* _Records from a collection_

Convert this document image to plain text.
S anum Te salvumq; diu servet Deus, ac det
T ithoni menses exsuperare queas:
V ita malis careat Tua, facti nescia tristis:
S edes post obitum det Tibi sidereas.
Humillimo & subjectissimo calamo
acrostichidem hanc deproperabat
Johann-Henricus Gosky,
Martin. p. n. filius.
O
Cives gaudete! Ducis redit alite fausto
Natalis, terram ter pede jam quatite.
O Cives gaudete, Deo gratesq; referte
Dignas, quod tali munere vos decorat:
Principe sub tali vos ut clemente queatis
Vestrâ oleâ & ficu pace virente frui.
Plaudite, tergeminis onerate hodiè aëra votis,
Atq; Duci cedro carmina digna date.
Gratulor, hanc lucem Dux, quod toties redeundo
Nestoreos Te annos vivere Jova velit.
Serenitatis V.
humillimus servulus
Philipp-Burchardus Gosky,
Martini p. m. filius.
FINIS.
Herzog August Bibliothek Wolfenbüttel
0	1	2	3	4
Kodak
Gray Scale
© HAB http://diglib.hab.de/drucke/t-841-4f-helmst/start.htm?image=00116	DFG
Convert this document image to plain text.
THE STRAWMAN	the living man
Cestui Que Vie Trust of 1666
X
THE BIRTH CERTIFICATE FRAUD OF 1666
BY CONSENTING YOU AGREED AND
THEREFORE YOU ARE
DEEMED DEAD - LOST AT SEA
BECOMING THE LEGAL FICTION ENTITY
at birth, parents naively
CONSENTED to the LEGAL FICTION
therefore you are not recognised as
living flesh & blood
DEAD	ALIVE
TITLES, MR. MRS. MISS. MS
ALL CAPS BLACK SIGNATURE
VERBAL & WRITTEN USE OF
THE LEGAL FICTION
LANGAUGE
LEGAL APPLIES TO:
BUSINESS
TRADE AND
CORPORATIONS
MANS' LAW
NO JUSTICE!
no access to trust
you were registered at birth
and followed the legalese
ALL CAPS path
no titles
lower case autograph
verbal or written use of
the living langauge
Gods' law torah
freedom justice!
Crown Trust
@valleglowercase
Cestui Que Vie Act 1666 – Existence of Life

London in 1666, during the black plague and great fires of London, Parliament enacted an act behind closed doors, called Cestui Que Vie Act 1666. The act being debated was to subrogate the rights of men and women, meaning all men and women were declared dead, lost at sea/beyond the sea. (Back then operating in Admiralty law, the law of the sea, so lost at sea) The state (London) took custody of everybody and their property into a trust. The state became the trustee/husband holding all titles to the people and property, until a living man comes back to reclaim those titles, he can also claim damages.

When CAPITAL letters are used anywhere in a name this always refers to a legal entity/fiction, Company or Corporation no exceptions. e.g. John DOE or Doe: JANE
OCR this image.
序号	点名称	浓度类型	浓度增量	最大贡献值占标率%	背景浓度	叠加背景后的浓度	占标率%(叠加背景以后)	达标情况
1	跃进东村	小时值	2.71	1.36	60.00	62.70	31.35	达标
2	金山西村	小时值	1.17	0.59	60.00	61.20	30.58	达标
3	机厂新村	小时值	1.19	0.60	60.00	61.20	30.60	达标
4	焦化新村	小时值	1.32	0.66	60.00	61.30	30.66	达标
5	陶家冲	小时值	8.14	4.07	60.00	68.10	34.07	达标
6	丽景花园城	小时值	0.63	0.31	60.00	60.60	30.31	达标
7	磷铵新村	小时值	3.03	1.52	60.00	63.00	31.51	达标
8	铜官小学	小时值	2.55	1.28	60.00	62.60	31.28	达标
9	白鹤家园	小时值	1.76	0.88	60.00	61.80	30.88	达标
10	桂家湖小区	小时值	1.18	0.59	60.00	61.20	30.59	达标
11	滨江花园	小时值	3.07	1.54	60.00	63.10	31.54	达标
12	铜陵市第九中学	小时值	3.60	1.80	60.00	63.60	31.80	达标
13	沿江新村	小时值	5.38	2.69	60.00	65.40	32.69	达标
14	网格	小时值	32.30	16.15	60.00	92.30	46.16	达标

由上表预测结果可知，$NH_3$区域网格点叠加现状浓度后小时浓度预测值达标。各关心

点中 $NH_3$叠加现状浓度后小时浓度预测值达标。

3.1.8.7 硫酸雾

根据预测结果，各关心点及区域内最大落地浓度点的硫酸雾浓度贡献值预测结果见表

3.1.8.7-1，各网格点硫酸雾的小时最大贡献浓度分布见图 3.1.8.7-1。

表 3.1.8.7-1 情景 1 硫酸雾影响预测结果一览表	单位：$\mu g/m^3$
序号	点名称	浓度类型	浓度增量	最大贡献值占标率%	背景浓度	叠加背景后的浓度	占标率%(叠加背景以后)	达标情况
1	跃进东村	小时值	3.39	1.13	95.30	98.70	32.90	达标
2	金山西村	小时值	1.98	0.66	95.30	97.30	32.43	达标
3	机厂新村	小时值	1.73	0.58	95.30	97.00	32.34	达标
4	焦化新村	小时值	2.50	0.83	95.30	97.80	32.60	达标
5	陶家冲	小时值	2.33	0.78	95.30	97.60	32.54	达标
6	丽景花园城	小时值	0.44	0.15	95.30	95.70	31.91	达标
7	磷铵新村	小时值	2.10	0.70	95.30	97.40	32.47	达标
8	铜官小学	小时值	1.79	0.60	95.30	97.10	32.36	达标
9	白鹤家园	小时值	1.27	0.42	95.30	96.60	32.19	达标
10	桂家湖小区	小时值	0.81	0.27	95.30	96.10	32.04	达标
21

* _Problem to work on_
Go back to the listing above and please repeat it exactly.

* _Reply_
Convert this document image to plain text.
S anum Te salvumq; diu servet Deus, ac det
T ithoni menses exsuperare queas:
V ita malis careat Tua, facti nescia tristis:
S edes post obitum det Tibi sidereas.
Humillimo & subjectissimo calamo
acrostichidem hanc deproperabat
Johann-Henricus Gosky,
Martin. p. n. filius.
O
Cives gaudete! Ducis redit alite fausto
Natalis, terram ter pede jam quatite.
O Cives gaudete, Deo gratesq; referte
Dignas, quod tali munere vos decorat:
Principe sub tali vos ut clemente queatis
Vestrâ oleâ & ficu pace virente frui.
Plaudite, tergeminis onerate hodiè aëra votis,
Atq; Duci cedro carmina digna date.
Gratulor, hanc lucem Dux, quod toties redeundo
Nestoreos Te annos vivere Jova velit.
Serenitatis V.
humillimus servulus
Philipp-Burchardus Gosky,
Martini p. m. filius.
FINIS.
Herzog August Bibliothek Wolfenbüttel
0	1	2	3	4
Kodak
Gray Scale
© HAB http://diglib.hab.de/drucke/t-841-4f-helmst/start.htm?image=00116	DFG
Convert this document image to plain text.
THE STRAWMAN	the living man
Cestui Que Vie Trust of 1666
X
THE BIRTH CERTIFICATE FRAUD OF 1666
BY CONSENTING YOU AGREED AND
THEREFORE YOU ARE
DEEMED DEAD - LOST AT SEA
BECOMING THE LEGAL FICTION ENTITY
at birth, parents naively
CONSENTED to the LEGAL FICTION
therefore you are not recognised as
living flesh & blood
DEAD	ALIVE
TITLES, MR. MRS. MISS. MS
ALL CAPS BLACK SIGNATURE
VERBAL & WRITTEN USE OF
THE LEGAL FICTION
LANGAUGE
LEGAL APPLIES TO:
BUSINESS
TRADE AND
CORPORATIONS
MANS' LAW
NO JUSTICE!
no access to trust
you were registered at birth
and followed the legalese
ALL CAPS path
no titles
lower case autograph
verbal or written use of
the living langauge
Gods' law torah
freedom justice!
Crown Trust
@valleglowercase
Cestui Que Vie Act 1666 – Existence of Life

London in 1666, during the black plague and great fires of London, Parliament enacted an act behind closed doors, called Cestui Que Vie Act 1666. The act being debated was to subrogate the rights of men and women, meaning all men and women were declared dead, lost at sea/beyond the sea. (Back then operating in Admiralty law, the law of the sea, so lost at sea) The state (London) took custody of everybody and their property into a trust. The state became the trustee/husband holding all titles to the people and property, until a living man comes back to reclaim those titles, he can also claim damages.

When CAPITAL letters are used anywhere in a name this always refers to a legal entity/fiction, Company or Corporation no exceptions. e.g. John DOE or Doe: JANE
OCR this image.
序号	点名称	浓度类型	浓度增量	最大贡献值占标率%	背景浓度	叠加背景后的浓度	占标率%(叠加背景以后)	达标情况
1	跃进东村	小时值	2.71	1.36	60.00	62.70	31.35	达标
2	金山西村	小时值	1.17	0.59	60.00	61.20	30.58	达标
3	机厂新村	小时值	1.19	0.60	60.00	61.20	30.60	达标
4	焦化新村	小时值	1.32	0.66	60.00	61.30	30.66	达标
5	陶家冲	小时值	8.14	4.07	60.00	68.10	34.07	达标
6	丽景花园城	小时值	0.63	0.31	60.00	60.60	30.31	达标
7	磷铵新村	小时值	3.03	1.52	60.00	63.00	31.51	达标
8	铜官小学	小时值	2.55	1.28	60.00	62.60	31.28	达标
9	白鹤家园	小时值	1.76	0.88	60.00	61.80	30.88	达标
10	桂家湖小区	小时值	1.18	0.59	60.00	61.20	30.59	达标
11	滨江花园	小时值	3.07	1.54	60.00	63.10	31.54	达标
12	铜陵市第九中学	小时值	3.60	1.80	60.00	63.60	31.80	达标
13	沿江新村	小时值	5.38	2.69	60.00	65.40	32.69	达标
14	网格	小时值	32.30	16.15	60.00	92.30	46.16	达标

由上表预测结果可知，$NH_3$区域网格点叠加现状浓度后小时浓度预测值达标。各关心

点中 $NH_3$叠加现状浓度后小时浓度预测值达标。

3.1.8.7 硫酸雾

根据预测结果，各关心点及区域内最大落地浓度点的硫酸雾浓度贡献值预测结果见表

3.1.8.7-1，各网格点硫酸雾的小时最大贡献浓度分布见图 3.1.8.7-1。

表 3.1.8.7-1 情景 1 硫酸雾影响预测结果一览表	单位：$\mu g/m^3$
序号	点名称	浓度类型	浓度增量	最大贡献值占标率%	背景浓度	叠加背景后的浓度	占标率%(叠加背景以后)	达标情况
1	跃进东村	小时值	3.39	1.13	95.30	98.70	32.90	达标
2	金山西村	小时值	1.98	0.66	95.30	97.30	32.43	达标
3	机厂新村	小时值	1.73	0.58	95.30	97.00	32.34	达标
4	焦化新村	小时值	2.50	0.83	95.30	97.80	32.60	达标
5	陶家冲	小时值	2.33	0.78	95.30	97.60	32.54	达标
6	丽景花园城	小时值	0.44	0.15	95.30	95.70	31.91	达标
7	磷铵新村	小时值	2.10	0.70	95.30	97.40	32.47	达标
8	铜官小学	小时值	1.79	0.60	95.30	97.10	32.36	达标
9	白鹤家园	小时值	1.27	0.42	95.30	96.60	32.19	达标
10	桂家湖小区	小时值	0.81	0.27	95.30	96.10	32.04	达标
21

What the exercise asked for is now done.